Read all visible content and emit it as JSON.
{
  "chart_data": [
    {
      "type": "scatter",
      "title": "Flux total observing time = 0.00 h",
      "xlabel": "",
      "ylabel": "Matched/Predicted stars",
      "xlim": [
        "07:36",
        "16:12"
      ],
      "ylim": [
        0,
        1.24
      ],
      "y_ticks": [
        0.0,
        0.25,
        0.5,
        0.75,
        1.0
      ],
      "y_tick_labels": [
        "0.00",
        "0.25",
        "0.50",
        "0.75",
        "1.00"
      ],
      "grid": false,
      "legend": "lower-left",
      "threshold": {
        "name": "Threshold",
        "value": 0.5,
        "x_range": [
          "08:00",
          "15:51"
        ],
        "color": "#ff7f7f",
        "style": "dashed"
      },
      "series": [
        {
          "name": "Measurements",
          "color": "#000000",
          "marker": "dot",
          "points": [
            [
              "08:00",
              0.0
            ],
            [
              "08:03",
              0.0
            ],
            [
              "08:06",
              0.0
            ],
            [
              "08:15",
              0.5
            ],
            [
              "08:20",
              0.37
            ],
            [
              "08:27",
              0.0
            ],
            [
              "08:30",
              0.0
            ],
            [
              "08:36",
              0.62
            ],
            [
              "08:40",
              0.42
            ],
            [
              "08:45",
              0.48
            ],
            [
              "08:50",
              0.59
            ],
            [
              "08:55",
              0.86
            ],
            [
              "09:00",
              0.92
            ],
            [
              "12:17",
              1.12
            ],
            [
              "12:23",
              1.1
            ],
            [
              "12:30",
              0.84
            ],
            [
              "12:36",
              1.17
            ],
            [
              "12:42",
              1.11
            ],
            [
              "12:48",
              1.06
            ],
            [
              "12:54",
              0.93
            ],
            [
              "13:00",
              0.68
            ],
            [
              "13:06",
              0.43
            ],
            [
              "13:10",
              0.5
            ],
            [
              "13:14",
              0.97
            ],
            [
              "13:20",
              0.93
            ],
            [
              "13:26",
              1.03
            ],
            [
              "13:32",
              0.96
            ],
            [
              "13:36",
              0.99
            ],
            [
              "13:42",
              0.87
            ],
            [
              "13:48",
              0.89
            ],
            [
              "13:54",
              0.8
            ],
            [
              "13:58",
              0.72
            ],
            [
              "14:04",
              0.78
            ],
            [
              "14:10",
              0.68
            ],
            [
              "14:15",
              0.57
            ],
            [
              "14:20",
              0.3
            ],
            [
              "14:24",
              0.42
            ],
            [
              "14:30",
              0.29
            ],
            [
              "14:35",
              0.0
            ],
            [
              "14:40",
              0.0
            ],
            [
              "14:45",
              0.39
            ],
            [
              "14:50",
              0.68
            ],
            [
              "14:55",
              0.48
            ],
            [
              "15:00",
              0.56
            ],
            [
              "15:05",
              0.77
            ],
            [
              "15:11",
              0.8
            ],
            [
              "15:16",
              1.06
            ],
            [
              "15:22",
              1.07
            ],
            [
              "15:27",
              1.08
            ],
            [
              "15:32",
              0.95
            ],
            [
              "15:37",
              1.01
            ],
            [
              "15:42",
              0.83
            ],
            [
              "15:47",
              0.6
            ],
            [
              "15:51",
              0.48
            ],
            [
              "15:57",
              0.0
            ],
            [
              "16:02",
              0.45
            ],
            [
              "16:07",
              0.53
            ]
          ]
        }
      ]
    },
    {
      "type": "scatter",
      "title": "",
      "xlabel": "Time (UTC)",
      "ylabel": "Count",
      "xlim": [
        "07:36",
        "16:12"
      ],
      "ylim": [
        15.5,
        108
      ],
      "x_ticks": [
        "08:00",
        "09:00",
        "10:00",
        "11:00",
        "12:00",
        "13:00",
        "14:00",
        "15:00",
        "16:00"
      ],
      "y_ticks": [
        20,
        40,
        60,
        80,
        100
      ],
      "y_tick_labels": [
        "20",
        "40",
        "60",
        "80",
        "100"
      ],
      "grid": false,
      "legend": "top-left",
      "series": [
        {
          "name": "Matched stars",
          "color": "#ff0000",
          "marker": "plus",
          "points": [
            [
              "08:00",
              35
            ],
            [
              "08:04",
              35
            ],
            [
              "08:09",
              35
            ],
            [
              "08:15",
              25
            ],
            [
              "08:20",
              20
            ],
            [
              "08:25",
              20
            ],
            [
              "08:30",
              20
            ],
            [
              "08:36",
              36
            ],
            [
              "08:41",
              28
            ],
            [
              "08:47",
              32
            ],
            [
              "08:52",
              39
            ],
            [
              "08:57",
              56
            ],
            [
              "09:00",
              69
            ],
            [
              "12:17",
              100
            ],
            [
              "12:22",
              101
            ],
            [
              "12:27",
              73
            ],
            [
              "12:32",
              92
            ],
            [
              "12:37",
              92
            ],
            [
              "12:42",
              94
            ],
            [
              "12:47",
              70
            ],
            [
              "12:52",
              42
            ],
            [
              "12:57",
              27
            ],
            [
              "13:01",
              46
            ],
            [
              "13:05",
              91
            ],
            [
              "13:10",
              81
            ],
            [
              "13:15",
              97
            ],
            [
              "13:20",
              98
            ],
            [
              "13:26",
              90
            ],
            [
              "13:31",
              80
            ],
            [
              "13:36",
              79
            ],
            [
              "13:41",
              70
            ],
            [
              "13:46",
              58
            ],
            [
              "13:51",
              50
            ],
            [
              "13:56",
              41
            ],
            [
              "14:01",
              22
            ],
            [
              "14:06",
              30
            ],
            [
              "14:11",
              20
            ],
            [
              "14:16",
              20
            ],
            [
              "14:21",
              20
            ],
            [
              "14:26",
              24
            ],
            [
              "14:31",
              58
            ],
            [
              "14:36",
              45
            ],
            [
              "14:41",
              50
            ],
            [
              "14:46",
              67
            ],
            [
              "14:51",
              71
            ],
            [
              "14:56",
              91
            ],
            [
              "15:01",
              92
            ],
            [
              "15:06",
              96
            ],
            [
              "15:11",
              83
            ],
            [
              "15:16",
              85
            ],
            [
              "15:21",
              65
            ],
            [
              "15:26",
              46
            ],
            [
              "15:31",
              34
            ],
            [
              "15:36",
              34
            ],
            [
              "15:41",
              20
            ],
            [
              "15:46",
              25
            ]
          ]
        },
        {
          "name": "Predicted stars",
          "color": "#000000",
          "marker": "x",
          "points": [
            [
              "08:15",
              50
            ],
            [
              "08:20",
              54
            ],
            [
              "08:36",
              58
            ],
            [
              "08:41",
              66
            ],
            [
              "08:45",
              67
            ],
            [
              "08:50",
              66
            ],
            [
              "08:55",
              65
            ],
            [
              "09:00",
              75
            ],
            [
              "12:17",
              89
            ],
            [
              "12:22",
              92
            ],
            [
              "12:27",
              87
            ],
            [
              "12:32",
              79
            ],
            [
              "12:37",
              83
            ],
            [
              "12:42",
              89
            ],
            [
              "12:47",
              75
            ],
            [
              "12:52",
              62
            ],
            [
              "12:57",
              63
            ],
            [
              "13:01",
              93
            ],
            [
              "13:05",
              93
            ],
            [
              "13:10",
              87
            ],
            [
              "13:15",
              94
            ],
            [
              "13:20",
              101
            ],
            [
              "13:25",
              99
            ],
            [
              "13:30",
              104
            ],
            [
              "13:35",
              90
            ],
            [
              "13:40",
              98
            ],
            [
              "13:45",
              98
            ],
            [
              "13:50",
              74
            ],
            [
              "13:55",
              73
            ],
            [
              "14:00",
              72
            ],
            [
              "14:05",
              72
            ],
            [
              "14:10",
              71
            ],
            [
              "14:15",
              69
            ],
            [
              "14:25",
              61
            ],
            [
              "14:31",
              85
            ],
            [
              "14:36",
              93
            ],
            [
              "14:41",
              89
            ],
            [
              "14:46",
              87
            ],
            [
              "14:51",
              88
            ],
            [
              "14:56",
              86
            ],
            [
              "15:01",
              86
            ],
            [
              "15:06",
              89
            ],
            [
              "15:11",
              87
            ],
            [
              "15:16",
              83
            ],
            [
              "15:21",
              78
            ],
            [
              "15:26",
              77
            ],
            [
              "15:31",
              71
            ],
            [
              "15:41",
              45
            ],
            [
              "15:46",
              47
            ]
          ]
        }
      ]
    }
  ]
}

──────────────────────────────

Your task -
Copy, from the material above, each line in which the string "title" occurs.

Solution -
      "title": "Flux total observing time = 0.00 h",
      "title": "",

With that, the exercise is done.